══ 文本片段 ══

Embrace Divergence for Richer Insights: A Multi-document Summarization Benchmark and a Case Study on Summarizing Diverse Information from News Articles

2023 年 9 月 17 日

翻译：拥抱分歧以获取更丰富的见解：面向多文档摘要的基准测试及新闻文章中多样化信息摘要的案例研究

Kung-Hsiang Huang,Philippe Laban,Alexander R. Fabbri,Prafulla Kumar Choubey,Shafiq Joty,Caiming Xiong,Chien-Sheng Wu

Previous research in multi-document news summarization has typically concentrated on collating information that all sources agree upon. However, to our knowledge, the summarization of diverse information dispersed across multiple articles about an event has not been previously investigated. The latter imposes a different set of challenges for a summarization model. In this paper, we propose a new task of summarizing diverse information encountered in multiple news articles encompassing the same event. To facilitate this task, we outlined a data collection schema for identifying diverse information and curated a dataset named DiverseSumm. The dataset includes 245 news stories, with each story comprising 10 news articles and paired with a human-validated reference. Moreover, we conducted a comprehensive analysis to pinpoint the position and verbosity biases when utilizing Large Language Model (LLM)-based metrics for evaluating the coverage and faithfulness of the summaries, as well as their correlation with human assessments. We applied our findings to study how LLMs summarize multiple news articles by analyzing which type of diverse information LLMs are capable of identifying. Our analyses suggest that despite the extraordinary capabilities of LLMs in single-document summarization, the proposed task remains a complex challenge for them mainly due to their limited coverage, with GPT-4 only able to cover less than 40% of the diverse information on average.

═══
══ 所给记录 ══

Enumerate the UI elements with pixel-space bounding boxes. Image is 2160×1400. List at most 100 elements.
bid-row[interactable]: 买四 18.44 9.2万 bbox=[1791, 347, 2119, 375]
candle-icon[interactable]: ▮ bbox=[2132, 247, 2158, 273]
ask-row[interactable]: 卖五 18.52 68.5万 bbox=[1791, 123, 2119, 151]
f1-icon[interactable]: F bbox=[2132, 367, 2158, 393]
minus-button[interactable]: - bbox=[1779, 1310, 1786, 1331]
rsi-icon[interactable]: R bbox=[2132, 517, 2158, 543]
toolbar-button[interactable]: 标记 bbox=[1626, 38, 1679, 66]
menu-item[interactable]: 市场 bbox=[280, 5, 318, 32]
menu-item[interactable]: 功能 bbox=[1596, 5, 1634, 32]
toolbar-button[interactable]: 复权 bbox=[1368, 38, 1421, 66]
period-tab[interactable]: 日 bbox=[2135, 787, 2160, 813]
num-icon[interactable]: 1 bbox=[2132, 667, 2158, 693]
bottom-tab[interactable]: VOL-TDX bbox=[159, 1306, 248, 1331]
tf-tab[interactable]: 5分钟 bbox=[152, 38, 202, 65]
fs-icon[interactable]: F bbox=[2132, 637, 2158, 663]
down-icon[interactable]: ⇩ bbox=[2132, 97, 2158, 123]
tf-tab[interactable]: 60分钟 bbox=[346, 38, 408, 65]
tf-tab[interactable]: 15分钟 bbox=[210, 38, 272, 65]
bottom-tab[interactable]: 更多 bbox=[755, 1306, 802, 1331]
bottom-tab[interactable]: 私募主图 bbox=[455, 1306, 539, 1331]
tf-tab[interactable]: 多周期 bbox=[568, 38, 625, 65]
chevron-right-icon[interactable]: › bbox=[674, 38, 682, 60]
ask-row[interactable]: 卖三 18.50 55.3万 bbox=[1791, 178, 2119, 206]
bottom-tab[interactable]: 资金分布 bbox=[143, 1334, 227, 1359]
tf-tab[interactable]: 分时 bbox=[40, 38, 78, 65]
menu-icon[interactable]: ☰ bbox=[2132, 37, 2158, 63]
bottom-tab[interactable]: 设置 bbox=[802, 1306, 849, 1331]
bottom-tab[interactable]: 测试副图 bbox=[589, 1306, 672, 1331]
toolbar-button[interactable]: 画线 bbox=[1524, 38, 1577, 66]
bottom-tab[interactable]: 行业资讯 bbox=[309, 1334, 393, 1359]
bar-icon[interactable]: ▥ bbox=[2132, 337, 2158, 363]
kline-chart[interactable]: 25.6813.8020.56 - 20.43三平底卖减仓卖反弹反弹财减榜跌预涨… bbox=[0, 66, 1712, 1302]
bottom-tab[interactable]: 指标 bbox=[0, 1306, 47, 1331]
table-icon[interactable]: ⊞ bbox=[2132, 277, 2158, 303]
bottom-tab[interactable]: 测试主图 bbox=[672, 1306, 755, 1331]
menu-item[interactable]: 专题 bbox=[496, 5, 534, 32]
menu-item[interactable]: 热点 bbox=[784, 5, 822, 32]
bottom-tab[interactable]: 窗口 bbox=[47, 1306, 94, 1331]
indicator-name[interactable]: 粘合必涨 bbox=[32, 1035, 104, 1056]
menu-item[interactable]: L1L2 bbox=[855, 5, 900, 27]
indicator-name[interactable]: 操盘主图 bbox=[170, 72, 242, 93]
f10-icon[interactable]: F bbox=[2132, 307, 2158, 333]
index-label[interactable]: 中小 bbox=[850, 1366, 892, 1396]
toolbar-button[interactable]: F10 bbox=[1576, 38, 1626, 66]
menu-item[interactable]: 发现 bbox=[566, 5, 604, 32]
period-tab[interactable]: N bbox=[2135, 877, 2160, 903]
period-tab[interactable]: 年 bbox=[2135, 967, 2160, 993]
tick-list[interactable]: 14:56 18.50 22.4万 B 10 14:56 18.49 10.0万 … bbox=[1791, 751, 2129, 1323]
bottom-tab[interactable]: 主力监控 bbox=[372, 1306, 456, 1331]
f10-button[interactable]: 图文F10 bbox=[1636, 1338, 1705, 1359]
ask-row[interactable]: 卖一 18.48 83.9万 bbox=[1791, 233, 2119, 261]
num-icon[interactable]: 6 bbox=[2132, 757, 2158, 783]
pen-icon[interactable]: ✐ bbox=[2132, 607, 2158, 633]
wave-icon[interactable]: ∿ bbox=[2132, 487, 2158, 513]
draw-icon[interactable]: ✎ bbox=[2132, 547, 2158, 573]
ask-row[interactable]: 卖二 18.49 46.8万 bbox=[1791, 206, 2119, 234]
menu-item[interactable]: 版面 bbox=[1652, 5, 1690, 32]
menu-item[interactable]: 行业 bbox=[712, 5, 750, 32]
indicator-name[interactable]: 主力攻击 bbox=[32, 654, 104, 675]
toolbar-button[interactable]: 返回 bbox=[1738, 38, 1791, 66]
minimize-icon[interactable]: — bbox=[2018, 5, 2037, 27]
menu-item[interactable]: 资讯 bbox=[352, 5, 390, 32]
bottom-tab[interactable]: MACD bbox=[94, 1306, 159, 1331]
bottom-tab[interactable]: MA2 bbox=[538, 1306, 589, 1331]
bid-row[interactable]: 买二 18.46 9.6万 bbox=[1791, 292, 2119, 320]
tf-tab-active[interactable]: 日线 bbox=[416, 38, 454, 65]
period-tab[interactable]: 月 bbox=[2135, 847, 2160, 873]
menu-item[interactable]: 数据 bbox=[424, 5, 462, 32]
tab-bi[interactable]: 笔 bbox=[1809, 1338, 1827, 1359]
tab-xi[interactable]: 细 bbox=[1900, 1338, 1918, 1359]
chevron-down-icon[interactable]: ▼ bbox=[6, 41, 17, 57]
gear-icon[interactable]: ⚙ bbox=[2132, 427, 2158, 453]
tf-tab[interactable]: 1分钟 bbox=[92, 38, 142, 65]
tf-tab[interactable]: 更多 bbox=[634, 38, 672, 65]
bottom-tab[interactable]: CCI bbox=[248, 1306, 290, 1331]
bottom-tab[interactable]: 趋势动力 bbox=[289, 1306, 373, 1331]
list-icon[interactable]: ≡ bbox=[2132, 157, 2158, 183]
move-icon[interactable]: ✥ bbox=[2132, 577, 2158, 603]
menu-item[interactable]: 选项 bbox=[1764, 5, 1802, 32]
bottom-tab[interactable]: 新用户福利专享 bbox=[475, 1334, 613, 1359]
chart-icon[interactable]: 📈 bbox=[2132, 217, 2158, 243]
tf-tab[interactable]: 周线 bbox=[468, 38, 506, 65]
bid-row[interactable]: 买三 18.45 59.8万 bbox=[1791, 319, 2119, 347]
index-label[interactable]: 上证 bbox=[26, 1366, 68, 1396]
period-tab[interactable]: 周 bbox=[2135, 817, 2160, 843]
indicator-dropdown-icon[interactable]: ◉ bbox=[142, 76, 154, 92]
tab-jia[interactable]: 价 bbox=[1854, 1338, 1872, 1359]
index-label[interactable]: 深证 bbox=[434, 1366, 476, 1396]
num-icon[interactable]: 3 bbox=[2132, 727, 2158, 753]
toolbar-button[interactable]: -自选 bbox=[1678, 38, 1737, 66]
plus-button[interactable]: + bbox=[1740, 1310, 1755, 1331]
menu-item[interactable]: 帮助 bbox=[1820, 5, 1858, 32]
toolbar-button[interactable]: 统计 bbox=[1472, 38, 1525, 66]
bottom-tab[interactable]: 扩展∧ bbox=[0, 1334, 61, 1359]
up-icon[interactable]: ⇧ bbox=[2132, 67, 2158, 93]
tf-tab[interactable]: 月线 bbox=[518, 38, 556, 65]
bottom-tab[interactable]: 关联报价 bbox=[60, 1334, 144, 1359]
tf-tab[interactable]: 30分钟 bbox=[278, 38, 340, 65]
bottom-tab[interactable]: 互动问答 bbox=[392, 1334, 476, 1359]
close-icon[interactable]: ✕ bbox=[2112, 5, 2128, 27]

═══

学以致用:
1 > 根据文本片段，DiverseSumm 数据集共包含多少个新闻故事？
2 > 文本片段指出，大语言模型在单文档摘要上能力出众，为什么所提出的任务对它们仍是复杂的挑战？请用一到三句话回答。
3 > 列出文本片段中给出的全部作者姓名。

参考答案:
1 > 245 个新闻故事。

2 > 主要原因是大语言模型的覆盖范围有限。例如，GPT-4 平均只能覆盖不到 40% 的多样化信息。

3 > Kung-Hsiang Huang、Philippe Laban、Alexander R. Fabbri、Prafulla Kumar Choubey、Shafiq Joty、Caiming Xiong、Chien-Sheng Wu